> _Required work_:
From the listing below, pull each line that includes "Predicted".
□ □ □ □ □
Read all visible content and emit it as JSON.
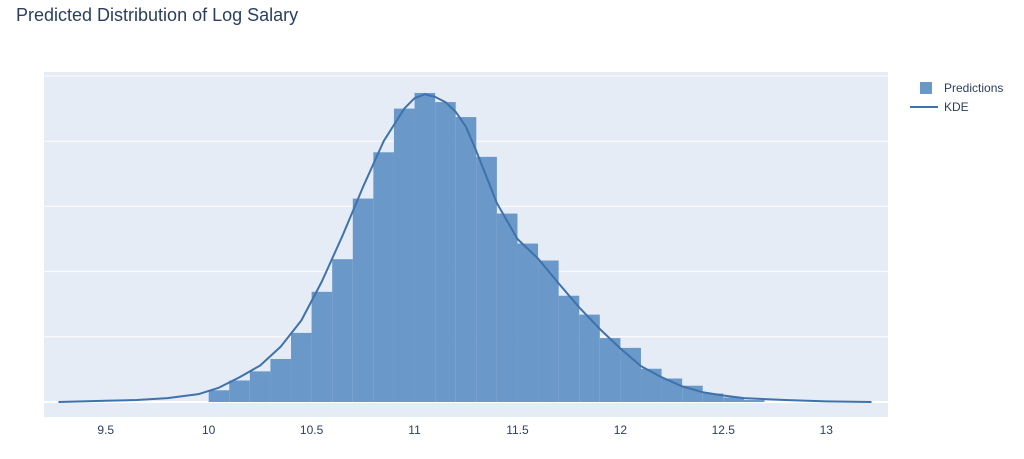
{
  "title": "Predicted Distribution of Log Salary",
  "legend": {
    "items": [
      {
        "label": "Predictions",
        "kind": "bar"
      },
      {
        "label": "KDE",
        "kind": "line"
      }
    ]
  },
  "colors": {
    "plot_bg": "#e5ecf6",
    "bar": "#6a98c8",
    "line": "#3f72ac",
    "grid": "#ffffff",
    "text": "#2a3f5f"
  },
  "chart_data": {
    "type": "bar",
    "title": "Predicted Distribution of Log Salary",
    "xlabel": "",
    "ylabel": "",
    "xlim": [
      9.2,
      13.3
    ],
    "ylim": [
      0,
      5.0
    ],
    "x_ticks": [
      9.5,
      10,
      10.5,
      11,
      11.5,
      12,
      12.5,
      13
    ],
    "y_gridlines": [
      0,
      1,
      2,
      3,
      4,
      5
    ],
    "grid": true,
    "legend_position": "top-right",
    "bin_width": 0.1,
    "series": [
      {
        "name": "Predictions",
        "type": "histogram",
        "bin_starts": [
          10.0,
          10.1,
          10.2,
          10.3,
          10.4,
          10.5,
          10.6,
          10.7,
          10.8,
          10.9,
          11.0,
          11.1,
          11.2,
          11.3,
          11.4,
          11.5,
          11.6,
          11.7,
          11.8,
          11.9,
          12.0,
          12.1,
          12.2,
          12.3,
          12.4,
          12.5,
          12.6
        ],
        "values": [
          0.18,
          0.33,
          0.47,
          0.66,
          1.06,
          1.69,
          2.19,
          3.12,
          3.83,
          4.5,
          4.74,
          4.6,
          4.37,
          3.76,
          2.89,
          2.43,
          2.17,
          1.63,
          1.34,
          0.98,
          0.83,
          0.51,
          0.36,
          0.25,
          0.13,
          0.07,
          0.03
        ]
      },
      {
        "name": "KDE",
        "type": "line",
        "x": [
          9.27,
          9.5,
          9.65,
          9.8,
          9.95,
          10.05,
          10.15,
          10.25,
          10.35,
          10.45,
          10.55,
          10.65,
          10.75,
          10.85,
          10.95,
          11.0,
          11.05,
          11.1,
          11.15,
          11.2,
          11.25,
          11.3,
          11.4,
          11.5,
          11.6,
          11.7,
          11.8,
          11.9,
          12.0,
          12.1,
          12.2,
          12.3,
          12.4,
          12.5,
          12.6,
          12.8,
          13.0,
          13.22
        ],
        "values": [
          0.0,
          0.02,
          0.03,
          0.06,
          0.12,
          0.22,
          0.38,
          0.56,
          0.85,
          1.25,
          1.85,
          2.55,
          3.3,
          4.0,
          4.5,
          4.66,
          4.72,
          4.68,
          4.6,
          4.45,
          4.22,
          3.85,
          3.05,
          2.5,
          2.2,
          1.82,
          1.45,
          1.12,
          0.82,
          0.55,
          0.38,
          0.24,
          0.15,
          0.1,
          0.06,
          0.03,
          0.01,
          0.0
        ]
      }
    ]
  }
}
□ □ □ □ □
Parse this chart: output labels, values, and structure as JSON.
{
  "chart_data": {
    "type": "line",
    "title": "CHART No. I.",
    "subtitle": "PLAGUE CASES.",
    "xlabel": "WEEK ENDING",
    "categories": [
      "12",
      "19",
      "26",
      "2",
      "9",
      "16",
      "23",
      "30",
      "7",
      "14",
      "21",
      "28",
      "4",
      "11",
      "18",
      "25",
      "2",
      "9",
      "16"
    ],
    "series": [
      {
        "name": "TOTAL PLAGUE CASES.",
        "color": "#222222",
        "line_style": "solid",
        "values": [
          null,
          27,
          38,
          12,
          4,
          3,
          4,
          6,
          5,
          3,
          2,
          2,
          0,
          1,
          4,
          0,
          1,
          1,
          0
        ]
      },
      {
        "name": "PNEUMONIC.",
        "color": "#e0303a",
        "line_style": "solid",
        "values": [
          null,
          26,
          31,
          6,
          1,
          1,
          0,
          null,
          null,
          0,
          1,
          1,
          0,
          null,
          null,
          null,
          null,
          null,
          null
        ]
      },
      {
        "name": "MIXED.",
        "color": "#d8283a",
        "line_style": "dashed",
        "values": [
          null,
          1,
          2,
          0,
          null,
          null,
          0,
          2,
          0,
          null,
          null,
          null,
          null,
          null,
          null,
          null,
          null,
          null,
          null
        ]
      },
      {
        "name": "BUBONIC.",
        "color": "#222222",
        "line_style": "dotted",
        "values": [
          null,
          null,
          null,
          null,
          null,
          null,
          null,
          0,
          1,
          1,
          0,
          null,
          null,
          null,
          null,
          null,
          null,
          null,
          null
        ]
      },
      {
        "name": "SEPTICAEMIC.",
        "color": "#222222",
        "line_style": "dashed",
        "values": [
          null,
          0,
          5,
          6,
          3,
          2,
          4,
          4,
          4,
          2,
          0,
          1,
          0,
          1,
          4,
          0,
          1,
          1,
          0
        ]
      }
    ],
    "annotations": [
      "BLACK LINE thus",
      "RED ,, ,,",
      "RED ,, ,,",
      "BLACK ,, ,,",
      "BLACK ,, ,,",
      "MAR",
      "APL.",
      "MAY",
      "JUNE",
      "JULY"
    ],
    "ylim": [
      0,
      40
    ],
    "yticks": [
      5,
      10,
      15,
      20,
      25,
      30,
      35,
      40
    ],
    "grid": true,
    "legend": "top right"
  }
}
□ □ □ □ □
> _Answer to the task_:
  "title": "Predicted Distribution of Log Salary",
    "title": "Predicted Distribution of Log Salary",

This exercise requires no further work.